> _Exercise details_:
Records follow. Copy every line with "down".
── Records provided
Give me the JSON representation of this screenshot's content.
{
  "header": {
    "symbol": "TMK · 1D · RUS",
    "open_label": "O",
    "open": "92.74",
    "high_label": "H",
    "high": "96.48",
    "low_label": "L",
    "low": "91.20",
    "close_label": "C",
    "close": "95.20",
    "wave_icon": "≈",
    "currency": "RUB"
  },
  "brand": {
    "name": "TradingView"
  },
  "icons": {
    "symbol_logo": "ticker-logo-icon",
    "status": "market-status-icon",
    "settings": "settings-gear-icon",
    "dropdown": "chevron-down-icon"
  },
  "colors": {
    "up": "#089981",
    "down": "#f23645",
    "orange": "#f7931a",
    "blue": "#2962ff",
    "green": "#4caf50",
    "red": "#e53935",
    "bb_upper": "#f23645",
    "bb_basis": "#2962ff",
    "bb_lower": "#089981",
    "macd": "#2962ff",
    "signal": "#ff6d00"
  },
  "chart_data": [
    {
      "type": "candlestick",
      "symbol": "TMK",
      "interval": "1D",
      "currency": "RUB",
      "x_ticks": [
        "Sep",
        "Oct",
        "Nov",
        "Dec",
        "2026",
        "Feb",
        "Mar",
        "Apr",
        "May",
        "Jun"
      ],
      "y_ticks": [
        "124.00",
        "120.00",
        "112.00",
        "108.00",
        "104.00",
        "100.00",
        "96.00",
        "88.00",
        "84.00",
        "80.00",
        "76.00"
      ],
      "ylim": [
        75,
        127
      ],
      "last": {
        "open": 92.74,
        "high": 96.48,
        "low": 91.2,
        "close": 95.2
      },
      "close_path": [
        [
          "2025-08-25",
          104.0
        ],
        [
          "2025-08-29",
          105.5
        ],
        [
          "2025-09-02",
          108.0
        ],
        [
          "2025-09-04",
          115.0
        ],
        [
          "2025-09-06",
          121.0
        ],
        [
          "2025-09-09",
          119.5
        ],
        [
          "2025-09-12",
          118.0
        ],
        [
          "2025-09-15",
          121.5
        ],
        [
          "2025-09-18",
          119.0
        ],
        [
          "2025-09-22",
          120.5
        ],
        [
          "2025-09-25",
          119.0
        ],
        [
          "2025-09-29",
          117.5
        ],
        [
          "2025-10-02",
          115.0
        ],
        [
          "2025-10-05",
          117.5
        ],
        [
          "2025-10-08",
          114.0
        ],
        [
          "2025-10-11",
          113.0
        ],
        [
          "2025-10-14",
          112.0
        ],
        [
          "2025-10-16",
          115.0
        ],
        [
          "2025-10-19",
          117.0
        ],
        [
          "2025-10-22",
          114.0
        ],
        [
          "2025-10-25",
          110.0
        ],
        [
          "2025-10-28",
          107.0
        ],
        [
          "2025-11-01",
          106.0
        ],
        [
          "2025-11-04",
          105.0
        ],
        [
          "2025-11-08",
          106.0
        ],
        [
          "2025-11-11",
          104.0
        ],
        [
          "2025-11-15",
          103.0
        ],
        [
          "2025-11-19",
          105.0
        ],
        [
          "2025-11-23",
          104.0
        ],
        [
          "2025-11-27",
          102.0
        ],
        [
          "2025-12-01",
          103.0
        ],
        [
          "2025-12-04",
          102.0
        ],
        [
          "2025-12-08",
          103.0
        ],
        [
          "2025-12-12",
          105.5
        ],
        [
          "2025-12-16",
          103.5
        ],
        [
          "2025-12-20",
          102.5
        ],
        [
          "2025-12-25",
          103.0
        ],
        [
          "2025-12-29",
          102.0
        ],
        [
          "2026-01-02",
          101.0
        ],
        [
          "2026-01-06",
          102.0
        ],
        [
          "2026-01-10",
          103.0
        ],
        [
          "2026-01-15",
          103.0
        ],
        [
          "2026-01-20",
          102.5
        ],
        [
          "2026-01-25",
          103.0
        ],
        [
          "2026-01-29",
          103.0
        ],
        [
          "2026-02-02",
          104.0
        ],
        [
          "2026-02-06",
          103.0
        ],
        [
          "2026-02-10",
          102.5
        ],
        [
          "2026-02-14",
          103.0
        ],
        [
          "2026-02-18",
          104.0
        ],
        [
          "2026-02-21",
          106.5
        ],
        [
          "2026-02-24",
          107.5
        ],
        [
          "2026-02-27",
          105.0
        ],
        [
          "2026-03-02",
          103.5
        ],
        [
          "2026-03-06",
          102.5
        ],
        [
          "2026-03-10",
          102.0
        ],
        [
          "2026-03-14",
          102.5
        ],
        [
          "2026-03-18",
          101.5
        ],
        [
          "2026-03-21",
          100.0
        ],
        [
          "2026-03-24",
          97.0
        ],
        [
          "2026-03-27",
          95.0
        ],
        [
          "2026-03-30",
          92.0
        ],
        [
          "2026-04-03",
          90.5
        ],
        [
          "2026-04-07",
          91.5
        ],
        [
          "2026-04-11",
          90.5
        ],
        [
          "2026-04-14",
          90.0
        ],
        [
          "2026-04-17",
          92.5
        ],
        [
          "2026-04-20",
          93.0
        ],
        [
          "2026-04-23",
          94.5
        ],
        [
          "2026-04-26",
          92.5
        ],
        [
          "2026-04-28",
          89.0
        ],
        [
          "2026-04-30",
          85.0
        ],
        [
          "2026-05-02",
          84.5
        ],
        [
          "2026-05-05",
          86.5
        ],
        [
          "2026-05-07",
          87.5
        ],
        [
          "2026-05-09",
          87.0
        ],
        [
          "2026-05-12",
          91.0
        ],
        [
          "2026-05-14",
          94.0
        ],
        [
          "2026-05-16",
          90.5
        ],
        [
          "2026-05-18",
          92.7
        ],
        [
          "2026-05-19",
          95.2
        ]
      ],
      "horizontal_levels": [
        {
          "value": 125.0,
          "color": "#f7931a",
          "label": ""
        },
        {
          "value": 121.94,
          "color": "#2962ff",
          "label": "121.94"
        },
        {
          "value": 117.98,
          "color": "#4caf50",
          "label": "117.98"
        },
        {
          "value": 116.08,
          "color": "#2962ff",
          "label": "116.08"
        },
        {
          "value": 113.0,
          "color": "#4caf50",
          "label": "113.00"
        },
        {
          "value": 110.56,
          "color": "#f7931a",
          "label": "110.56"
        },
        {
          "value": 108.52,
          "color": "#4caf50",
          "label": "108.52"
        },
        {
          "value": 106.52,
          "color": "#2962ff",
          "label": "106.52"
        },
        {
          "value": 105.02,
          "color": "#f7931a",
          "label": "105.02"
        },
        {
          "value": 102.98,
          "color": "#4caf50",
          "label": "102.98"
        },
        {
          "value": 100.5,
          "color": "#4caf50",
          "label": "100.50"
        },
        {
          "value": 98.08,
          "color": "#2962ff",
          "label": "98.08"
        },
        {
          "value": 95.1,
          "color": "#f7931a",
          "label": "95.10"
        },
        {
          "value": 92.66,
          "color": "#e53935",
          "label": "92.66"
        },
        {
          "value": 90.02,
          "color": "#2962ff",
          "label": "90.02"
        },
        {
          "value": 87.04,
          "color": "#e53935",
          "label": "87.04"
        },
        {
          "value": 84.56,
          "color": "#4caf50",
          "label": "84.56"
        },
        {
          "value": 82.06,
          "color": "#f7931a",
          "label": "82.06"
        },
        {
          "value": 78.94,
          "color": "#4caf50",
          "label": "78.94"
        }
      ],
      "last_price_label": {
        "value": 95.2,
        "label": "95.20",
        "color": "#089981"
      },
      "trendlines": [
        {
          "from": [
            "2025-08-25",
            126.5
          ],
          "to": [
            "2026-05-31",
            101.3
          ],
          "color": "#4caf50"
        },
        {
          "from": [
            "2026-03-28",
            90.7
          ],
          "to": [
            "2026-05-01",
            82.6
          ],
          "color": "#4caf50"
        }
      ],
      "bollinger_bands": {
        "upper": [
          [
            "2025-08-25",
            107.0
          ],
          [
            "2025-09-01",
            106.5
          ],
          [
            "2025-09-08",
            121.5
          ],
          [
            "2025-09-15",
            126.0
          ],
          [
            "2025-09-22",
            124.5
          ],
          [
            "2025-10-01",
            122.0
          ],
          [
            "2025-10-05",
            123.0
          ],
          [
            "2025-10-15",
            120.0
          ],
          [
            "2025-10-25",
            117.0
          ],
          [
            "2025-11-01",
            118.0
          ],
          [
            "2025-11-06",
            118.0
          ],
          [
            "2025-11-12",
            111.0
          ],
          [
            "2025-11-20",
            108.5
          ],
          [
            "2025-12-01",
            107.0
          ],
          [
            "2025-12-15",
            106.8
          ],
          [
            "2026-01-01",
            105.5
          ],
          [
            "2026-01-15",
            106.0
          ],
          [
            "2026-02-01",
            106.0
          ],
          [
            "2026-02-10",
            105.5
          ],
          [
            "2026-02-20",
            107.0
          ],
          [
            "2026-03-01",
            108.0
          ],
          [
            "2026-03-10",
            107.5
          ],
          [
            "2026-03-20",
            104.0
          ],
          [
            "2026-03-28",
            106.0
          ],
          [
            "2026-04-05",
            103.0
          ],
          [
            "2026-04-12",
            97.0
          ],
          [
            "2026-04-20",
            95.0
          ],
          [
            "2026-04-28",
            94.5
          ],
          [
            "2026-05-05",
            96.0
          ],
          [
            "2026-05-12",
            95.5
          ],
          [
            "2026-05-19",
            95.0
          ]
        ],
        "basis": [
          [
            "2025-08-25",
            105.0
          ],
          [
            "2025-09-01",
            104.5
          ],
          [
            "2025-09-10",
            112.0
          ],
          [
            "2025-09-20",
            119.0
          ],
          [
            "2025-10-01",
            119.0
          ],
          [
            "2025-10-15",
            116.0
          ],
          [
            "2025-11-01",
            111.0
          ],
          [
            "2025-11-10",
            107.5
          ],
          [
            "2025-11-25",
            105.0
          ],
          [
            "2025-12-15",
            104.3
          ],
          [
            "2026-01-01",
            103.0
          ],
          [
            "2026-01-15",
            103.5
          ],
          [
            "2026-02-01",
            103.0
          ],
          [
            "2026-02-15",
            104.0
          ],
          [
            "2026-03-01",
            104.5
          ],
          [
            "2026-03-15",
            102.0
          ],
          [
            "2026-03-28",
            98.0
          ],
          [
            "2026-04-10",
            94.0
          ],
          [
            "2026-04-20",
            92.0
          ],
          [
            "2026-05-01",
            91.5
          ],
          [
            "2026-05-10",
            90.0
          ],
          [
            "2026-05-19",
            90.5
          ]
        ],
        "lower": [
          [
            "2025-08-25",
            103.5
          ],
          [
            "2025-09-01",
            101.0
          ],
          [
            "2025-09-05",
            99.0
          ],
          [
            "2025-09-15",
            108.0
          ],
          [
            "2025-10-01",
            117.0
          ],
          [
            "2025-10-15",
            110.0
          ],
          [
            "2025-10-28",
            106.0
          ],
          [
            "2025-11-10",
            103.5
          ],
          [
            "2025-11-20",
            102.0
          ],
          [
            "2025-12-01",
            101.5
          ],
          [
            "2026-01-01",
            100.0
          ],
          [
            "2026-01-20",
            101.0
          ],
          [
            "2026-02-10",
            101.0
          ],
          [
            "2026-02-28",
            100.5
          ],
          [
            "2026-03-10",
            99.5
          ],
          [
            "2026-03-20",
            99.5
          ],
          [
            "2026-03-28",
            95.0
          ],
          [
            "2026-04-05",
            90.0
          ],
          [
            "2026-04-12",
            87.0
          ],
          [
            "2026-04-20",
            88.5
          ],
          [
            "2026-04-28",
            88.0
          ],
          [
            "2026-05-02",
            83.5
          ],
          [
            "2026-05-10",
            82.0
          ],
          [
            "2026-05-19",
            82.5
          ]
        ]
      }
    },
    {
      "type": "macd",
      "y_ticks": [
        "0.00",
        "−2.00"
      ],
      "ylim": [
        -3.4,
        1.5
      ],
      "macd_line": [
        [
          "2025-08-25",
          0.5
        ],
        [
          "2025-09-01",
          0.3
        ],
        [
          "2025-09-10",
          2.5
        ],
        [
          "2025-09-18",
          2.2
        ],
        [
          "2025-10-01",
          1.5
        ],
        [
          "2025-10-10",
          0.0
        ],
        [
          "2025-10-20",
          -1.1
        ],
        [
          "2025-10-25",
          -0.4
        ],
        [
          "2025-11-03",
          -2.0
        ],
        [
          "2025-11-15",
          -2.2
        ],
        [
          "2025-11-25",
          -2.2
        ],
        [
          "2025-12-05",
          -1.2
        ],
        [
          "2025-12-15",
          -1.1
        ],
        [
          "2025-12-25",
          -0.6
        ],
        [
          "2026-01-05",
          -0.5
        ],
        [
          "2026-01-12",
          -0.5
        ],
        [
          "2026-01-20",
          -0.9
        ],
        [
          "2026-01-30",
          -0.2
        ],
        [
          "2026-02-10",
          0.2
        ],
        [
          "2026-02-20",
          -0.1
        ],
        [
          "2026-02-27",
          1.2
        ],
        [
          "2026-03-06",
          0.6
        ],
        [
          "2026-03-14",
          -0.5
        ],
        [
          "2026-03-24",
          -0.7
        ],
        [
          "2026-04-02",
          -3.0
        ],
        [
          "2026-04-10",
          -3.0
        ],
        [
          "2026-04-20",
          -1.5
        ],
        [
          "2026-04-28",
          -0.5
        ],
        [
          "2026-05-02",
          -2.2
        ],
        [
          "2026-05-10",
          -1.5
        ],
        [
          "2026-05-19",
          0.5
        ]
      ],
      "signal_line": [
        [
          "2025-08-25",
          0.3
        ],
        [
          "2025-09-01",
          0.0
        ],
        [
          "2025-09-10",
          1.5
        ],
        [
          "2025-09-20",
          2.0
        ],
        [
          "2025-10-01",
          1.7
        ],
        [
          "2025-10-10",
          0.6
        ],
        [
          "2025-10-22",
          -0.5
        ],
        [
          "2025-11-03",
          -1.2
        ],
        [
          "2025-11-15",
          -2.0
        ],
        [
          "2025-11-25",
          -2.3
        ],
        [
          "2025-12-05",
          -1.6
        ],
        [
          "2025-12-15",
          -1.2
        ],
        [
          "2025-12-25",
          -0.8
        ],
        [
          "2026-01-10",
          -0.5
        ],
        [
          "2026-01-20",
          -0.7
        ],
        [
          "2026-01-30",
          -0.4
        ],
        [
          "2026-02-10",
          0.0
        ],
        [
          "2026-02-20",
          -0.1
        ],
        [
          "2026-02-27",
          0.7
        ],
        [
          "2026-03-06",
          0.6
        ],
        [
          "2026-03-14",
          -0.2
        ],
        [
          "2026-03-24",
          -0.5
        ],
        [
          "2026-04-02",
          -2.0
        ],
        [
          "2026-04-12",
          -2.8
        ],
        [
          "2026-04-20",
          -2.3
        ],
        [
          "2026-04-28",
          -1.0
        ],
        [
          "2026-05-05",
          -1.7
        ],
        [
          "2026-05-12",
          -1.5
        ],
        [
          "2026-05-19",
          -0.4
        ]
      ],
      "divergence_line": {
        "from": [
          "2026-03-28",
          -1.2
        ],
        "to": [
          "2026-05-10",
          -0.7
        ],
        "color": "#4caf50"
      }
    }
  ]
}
────
> _Completed exercise_:
    "dropdown": "chevron-down-icon"
    "down": "#f23645",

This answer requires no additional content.